## Records that describe figures:

-*-

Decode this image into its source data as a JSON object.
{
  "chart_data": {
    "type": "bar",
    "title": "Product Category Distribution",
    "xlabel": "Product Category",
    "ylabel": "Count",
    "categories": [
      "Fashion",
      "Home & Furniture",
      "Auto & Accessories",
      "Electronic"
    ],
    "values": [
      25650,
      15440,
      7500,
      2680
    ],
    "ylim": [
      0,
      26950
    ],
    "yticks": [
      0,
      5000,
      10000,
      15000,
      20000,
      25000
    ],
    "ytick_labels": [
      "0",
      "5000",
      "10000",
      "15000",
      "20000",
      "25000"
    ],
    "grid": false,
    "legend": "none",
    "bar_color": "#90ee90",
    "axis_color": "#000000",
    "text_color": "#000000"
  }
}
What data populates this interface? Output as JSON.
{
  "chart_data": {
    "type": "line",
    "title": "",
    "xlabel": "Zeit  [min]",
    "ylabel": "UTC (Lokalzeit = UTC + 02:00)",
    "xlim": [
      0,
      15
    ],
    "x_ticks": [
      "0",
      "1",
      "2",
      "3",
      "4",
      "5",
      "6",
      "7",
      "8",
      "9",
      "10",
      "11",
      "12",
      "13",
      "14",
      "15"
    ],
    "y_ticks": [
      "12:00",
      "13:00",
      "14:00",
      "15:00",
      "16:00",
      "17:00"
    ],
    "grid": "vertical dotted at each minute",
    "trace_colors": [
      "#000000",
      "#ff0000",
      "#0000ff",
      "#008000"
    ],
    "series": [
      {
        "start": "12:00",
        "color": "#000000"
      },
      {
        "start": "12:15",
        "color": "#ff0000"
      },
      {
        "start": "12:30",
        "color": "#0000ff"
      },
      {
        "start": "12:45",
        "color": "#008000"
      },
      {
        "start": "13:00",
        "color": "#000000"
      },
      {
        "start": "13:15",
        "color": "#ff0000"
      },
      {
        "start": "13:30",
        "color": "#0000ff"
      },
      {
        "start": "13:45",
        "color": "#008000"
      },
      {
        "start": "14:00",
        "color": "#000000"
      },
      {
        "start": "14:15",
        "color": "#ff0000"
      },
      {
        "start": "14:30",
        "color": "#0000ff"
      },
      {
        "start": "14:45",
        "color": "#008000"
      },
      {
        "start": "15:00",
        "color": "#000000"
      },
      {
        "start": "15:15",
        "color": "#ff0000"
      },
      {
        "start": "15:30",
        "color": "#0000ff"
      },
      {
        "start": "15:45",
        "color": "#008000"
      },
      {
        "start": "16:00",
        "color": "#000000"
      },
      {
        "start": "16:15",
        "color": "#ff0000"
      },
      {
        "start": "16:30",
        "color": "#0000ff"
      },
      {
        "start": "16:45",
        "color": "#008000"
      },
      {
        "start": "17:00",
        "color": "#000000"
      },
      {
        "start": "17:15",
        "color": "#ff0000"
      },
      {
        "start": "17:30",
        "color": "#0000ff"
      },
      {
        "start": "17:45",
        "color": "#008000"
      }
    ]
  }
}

-*-

## DO THIS:
Reproduce each record shown above without altering a single word.

## REPLY:
Decode this image into its source data as a JSON object.
{
  "chart_data": {
    "type": "bar",
    "title": "Product Category Distribution",
    "xlabel": "Product Category",
    "ylabel": "Count",
    "categories": [
      "Fashion",
      "Home & Furniture",
      "Auto & Accessories",
      "Electronic"
    ],
    "values": [
      25650,
      15440,
      7500,
      2680
    ],
    "ylim": [
      0,
      26950
    ],
    "yticks": [
      0,
      5000,
      10000,
      15000,
      20000,
      25000
    ],
    "ytick_labels": [
      "0",
      "5000",
      "10000",
      "15000",
      "20000",
      "25000"
    ],
    "grid": false,
    "legend": "none",
    "bar_color": "#90ee90",
    "axis_color": "#000000",
    "text_color": "#000000"
  }
}
What data populates this interface? Output as JSON.
{
  "chart_data": {
    "type": "line",
    "title": "",
    "xlabel": "Zeit  [min]",
    "ylabel": "UTC (Lokalzeit = UTC + 02:00)",
    "xlim": [
      0,
      15
    ],
    "x_ticks": [
      "0",
      "1",
      "2",
      "3",
      "4",
      "5",
      "6",
      "7",
      "8",
      "9",
      "10",
      "11",
      "12",
      "13",
      "14",
      "15"
    ],
    "y_ticks": [
      "12:00",
      "13:00",
      "14:00",
      "15:00",
      "16:00",
      "17:00"
    ],
    "grid": "vertical dotted at each minute",
    "trace_colors": [
      "#000000",
      "#ff0000",
      "#0000ff",
      "#008000"
    ],
    "series": [
      {
        "start": "12:00",
        "color": "#000000"
      },
      {
        "start": "12:15",
        "color": "#ff0000"
      },
      {
        "start": "12:30",
        "color": "#0000ff"
      },
      {
        "start": "12:45",
        "color": "#008000"
      },
      {
        "start": "13:00",
        "color": "#000000"
      },
      {
        "start": "13:15",
        "color": "#ff0000"
      },
      {
        "start": "13:30",
        "color": "#0000ff"
      },
      {
        "start": "13:45",
        "color": "#008000"
      },
      {
        "start": "14:00",
        "color": "#000000"
      },
      {
        "start": "14:15",
        "color": "#ff0000"
      },
      {
        "start": "14:30",
        "color": "#0000ff"
      },
      {
        "start": "14:45",
        "color": "#008000"
      },
      {
        "start": "15:00",
        "color": "#000000"
      },
      {
        "start": "15:15",
        "color": "#ff0000"
      },
      {
        "start": "15:30",
        "color": "#0000ff"
      },
      {
        "start": "15:45",
        "color": "#008000"
      },
      {
        "start": "16:00",
        "color": "#000000"
      },
      {
        "start": "16:15",
        "color": "#ff0000"
      },
      {
        "start": "16:30",
        "color": "#0000ff"
      },
      {
        "start": "16:45",
        "color": "#008000"
      },
      {
        "start": "17:00",
        "color": "#000000"
      },
      {
        "start": "17:15",
        "color": "#ff0000"
      },
      {
        "start": "17:30",
        "color": "#0000ff"
      },
      {
        "start": "17:45",
        "color": "#008000"
      }
    ]
  }
}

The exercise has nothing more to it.